**Given problem**
Copy out the material below word for word, leaving out the pictures.

(Element boundary records)
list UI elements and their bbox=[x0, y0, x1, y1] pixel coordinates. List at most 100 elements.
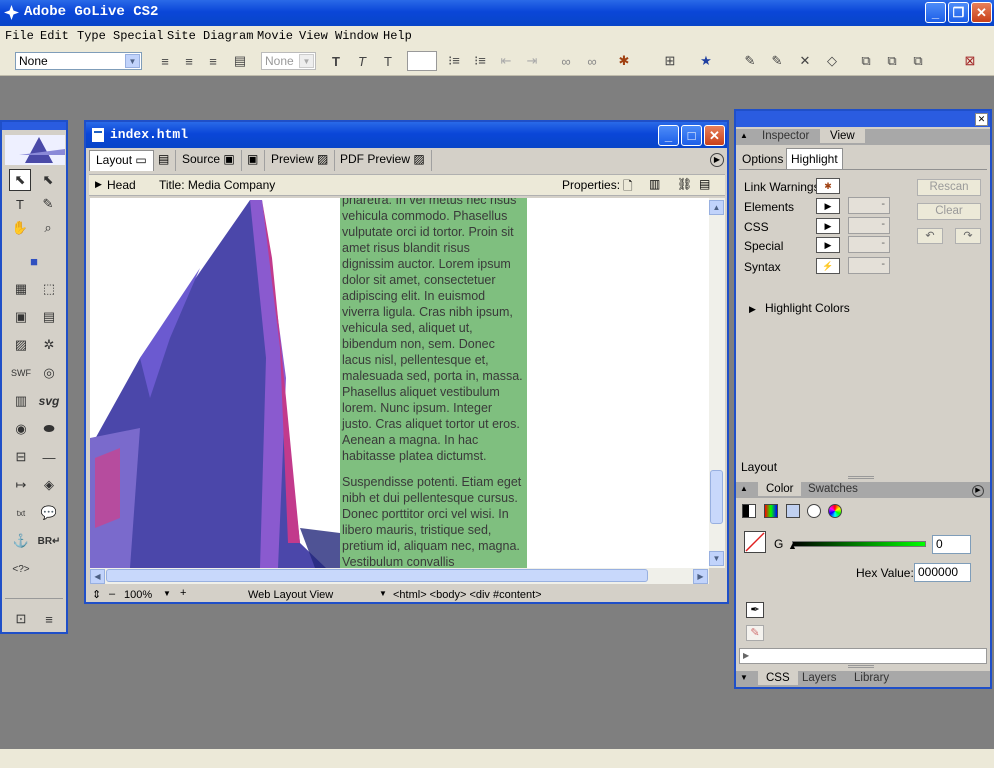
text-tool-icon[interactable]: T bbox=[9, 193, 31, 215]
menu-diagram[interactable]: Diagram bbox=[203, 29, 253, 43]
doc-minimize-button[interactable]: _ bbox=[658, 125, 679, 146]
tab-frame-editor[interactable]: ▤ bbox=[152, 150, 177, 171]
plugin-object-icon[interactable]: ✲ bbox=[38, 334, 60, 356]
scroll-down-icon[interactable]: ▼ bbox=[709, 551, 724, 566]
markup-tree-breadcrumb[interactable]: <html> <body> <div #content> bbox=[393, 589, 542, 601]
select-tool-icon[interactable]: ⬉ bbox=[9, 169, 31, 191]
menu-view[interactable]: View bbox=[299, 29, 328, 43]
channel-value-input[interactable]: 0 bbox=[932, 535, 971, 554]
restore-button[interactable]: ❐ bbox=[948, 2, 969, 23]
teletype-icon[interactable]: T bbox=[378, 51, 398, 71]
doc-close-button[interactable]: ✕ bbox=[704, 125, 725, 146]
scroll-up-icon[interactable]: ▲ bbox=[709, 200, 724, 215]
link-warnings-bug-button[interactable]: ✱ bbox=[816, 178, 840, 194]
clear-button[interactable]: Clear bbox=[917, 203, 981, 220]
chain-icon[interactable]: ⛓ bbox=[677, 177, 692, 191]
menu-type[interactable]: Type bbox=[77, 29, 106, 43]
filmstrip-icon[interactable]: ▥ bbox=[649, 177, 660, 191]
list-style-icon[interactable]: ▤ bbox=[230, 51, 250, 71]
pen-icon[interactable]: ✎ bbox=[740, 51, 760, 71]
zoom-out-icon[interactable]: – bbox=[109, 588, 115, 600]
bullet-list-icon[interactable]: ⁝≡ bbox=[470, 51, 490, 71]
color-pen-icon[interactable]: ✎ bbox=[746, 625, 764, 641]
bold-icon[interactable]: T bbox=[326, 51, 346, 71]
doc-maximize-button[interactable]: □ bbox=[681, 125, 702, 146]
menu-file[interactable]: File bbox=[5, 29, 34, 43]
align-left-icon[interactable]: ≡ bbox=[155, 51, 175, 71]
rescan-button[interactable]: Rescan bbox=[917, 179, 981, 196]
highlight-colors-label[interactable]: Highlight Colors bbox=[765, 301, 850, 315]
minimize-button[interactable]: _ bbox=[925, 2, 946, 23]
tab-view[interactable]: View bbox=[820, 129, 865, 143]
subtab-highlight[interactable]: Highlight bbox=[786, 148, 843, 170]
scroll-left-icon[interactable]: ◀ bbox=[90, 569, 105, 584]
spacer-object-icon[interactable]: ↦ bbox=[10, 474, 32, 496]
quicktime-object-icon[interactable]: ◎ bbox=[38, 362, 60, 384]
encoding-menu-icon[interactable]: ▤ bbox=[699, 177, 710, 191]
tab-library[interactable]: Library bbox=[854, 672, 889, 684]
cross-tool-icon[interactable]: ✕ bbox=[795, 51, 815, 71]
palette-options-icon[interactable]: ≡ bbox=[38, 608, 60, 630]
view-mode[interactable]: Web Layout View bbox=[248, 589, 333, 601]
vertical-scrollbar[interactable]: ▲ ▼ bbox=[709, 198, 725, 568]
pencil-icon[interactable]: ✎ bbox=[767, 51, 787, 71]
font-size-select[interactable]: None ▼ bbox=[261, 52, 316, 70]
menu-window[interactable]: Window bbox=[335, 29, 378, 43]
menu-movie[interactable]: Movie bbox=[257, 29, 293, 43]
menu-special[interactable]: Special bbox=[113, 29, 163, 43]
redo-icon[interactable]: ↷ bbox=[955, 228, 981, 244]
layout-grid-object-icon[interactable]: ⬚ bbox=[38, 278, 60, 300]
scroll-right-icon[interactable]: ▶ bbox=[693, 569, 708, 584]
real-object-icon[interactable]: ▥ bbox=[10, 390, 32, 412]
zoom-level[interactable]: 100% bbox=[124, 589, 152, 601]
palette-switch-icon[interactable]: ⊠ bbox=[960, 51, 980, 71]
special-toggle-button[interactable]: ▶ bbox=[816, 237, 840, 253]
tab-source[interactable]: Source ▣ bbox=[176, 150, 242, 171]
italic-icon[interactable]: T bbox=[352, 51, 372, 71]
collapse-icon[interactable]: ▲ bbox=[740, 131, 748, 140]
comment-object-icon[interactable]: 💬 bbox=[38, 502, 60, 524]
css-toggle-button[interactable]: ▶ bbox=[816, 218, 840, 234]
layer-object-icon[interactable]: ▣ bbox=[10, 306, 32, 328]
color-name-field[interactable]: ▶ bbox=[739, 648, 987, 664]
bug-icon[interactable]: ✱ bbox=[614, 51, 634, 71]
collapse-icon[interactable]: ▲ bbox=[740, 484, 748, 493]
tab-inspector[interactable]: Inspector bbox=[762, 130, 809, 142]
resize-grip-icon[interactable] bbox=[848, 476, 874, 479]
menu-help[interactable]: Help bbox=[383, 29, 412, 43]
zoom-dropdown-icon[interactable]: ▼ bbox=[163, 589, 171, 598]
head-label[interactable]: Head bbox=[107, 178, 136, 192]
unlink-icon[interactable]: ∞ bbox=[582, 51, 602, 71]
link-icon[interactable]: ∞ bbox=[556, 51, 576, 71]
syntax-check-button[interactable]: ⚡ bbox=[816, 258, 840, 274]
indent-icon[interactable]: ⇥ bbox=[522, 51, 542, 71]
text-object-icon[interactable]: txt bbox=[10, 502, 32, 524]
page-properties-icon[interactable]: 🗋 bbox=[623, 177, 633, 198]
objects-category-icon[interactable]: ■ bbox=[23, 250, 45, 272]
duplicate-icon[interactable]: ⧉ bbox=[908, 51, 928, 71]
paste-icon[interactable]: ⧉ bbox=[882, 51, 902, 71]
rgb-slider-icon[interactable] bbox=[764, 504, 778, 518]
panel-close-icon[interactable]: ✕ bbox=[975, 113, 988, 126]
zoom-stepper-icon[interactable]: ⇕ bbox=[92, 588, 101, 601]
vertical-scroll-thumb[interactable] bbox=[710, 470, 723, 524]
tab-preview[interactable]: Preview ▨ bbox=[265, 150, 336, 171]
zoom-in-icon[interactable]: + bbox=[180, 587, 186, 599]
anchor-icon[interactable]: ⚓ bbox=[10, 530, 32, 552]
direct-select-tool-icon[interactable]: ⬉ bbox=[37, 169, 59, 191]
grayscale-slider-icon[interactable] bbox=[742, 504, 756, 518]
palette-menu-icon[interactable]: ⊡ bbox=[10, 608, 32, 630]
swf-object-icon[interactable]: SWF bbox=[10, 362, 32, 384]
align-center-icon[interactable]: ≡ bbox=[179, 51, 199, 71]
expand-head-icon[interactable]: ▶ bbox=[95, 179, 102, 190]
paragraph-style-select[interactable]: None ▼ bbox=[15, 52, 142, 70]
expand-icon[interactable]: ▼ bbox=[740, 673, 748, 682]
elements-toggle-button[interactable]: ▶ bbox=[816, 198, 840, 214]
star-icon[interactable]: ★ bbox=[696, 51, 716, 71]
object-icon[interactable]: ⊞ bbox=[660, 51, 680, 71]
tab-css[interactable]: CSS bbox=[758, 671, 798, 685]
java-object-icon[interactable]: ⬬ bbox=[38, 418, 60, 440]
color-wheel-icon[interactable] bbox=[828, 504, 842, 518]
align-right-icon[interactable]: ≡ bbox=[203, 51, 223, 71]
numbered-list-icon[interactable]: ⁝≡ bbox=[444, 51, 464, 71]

**Reply**
list UI elements and their bbox=[x0, y0, x1, y1] pixel coordinates. List at most 100 elements.
text-tool-icon[interactable]: T bbox=[9, 193, 31, 215]
menu-diagram[interactable]: Diagram bbox=[203, 29, 253, 43]
doc-minimize-button[interactable]: _ bbox=[658, 125, 679, 146]
tab-frame-editor[interactable]: ▤ bbox=[152, 150, 177, 171]
plugin-object-icon[interactable]: ✲ bbox=[38, 334, 60, 356]
scroll-down-icon[interactable]: ▼ bbox=[709, 551, 724, 566]
markup-tree-breadcrumb[interactable]: <html> <body> <div #content> bbox=[393, 589, 542, 601]
select-tool-icon[interactable]: ⬉ bbox=[9, 169, 31, 191]
menu-view[interactable]: View bbox=[299, 29, 328, 43]
channel-value-input[interactable]: 0 bbox=[932, 535, 971, 554]
restore-button[interactable]: ❐ bbox=[948, 2, 969, 23]
teletype-icon[interactable]: T bbox=[378, 51, 398, 71]
doc-close-button[interactable]: ✕ bbox=[704, 125, 725, 146]
scroll-up-icon[interactable]: ▲ bbox=[709, 200, 724, 215]
link-warnings-bug-button[interactable]: ✱ bbox=[816, 178, 840, 194]
clear-button[interactable]: Clear bbox=[917, 203, 981, 220]
chain-icon[interactable]: ⛓ bbox=[677, 177, 692, 191]
menu-type[interactable]: Type bbox=[77, 29, 106, 43]
filmstrip-icon[interactable]: ▥ bbox=[649, 177, 660, 191]
list-style-icon[interactable]: ▤ bbox=[230, 51, 250, 71]
pen-icon[interactable]: ✎ bbox=[740, 51, 760, 71]
zoom-out-icon[interactable]: – bbox=[109, 588, 115, 600]
bullet-list-icon[interactable]: ⁝≡ bbox=[470, 51, 490, 71]
color-pen-icon[interactable]: ✎ bbox=[746, 625, 764, 641]
bold-icon[interactable]: T bbox=[326, 51, 346, 71]
doc-maximize-button[interactable]: □ bbox=[681, 125, 702, 146]
menu-file[interactable]: File bbox=[5, 29, 34, 43]
align-left-icon[interactable]: ≡ bbox=[155, 51, 175, 71]
rescan-button[interactable]: Rescan bbox=[917, 179, 981, 196]
highlight-colors-label[interactable]: Highlight Colors bbox=[765, 301, 850, 315]
minimize-button[interactable]: _ bbox=[925, 2, 946, 23]
tab-view[interactable]: View bbox=[820, 129, 865, 143]
subtab-highlight[interactable]: Highlight bbox=[786, 148, 843, 170]
scroll-left-icon[interactable]: ◀ bbox=[90, 569, 105, 584]
spacer-object-icon[interactable]: ↦ bbox=[10, 474, 32, 496]
quicktime-object-icon[interactable]: ◎ bbox=[38, 362, 60, 384]
encoding-menu-icon[interactable]: ▤ bbox=[699, 177, 710, 191]
tab-library[interactable]: Library bbox=[854, 672, 889, 684]
cross-tool-icon[interactable]: ✕ bbox=[795, 51, 815, 71]
palette-options-icon[interactable]: ≡ bbox=[38, 608, 60, 630]
view-mode[interactable]: Web Layout View bbox=[248, 589, 333, 601]
vertical-scrollbar[interactable]: ▲ ▼ bbox=[709, 198, 725, 568]
pencil-icon[interactable]: ✎ bbox=[767, 51, 787, 71]
font-size-select[interactable]: None ▼ bbox=[261, 52, 316, 70]
menu-window[interactable]: Window bbox=[335, 29, 378, 43]
menu-movie[interactable]: Movie bbox=[257, 29, 293, 43]
menu-special[interactable]: Special bbox=[113, 29, 163, 43]
redo-icon[interactable]: ↷ bbox=[955, 228, 981, 244]
layout-grid-object-icon[interactable]: ⬚ bbox=[38, 278, 60, 300]
scroll-right-icon[interactable]: ▶ bbox=[693, 569, 708, 584]
real-object-icon[interactable]: ▥ bbox=[10, 390, 32, 412]
zoom-level[interactable]: 100% bbox=[124, 589, 152, 601]
palette-switch-icon[interactable]: ⊠ bbox=[960, 51, 980, 71]
special-toggle-button[interactable]: ▶ bbox=[816, 237, 840, 253]
tab-source[interactable]: Source ▣ bbox=[176, 150, 242, 171]
italic-icon[interactable]: T bbox=[352, 51, 372, 71]
collapse-icon[interactable]: ▲ bbox=[740, 131, 748, 140]
comment-object-icon[interactable]: 💬 bbox=[38, 502, 60, 524]
css-toggle-button[interactable]: ▶ bbox=[816, 218, 840, 234]
layer-object-icon[interactable]: ▣ bbox=[10, 306, 32, 328]
color-name-field[interactable]: ▶ bbox=[739, 648, 987, 664]
bug-icon[interactable]: ✱ bbox=[614, 51, 634, 71]
collapse-icon[interactable]: ▲ bbox=[740, 484, 748, 493]
tab-inspector[interactable]: Inspector bbox=[762, 130, 809, 142]
resize-grip-icon[interactable] bbox=[848, 476, 874, 479]
menu-help[interactable]: Help bbox=[383, 29, 412, 43]
zoom-dropdown-icon[interactable]: ▼ bbox=[163, 589, 171, 598]
head-label[interactable]: Head bbox=[107, 178, 136, 192]
unlink-icon[interactable]: ∞ bbox=[582, 51, 602, 71]
link-icon[interactable]: ∞ bbox=[556, 51, 576, 71]
syntax-check-button[interactable]: ⚡ bbox=[816, 258, 840, 274]
indent-icon[interactable]: ⇥ bbox=[522, 51, 542, 71]
text-object-icon[interactable]: txt bbox=[10, 502, 32, 524]
page-properties-icon[interactable]: 🗋 bbox=[623, 177, 633, 198]
objects-category-icon[interactable]: ■ bbox=[23, 250, 45, 272]
duplicate-icon[interactable]: ⧉ bbox=[908, 51, 928, 71]
paste-icon[interactable]: ⧉ bbox=[882, 51, 902, 71]
rgb-slider-icon[interactable] bbox=[764, 504, 778, 518]
panel-close-icon[interactable]: ✕ bbox=[975, 113, 988, 126]
zoom-stepper-icon[interactable]: ⇕ bbox=[92, 588, 101, 601]
vertical-scroll-thumb[interactable] bbox=[710, 470, 723, 524]
tab-preview[interactable]: Preview ▨ bbox=[265, 150, 336, 171]
zoom-in-icon[interactable]: + bbox=[180, 587, 186, 599]
anchor-icon[interactable]: ⚓ bbox=[10, 530, 32, 552]
direct-select-tool-icon[interactable]: ⬉ bbox=[37, 169, 59, 191]
grayscale-slider-icon[interactable] bbox=[742, 504, 756, 518]
palette-menu-icon[interactable]: ⊡ bbox=[10, 608, 32, 630]
swf-object-icon[interactable]: SWF bbox=[10, 362, 32, 384]
align-center-icon[interactable]: ≡ bbox=[179, 51, 199, 71]
expand-head-icon[interactable]: ▶ bbox=[95, 179, 102, 190]
paragraph-style-select[interactable]: None ▼ bbox=[15, 52, 142, 70]
expand-icon[interactable]: ▼ bbox=[740, 673, 748, 682]
elements-toggle-button[interactable]: ▶ bbox=[816, 198, 840, 214]
star-icon[interactable]: ★ bbox=[696, 51, 716, 71]
object-icon[interactable]: ⊞ bbox=[660, 51, 680, 71]
tab-css[interactable]: CSS bbox=[758, 671, 798, 685]
java-object-icon[interactable]: ⬬ bbox=[38, 418, 60, 440]
color-wheel-icon[interactable] bbox=[828, 504, 842, 518]
align-right-icon[interactable]: ≡ bbox=[203, 51, 223, 71]
numbered-list-icon[interactable]: ⁝≡ bbox=[444, 51, 464, 71]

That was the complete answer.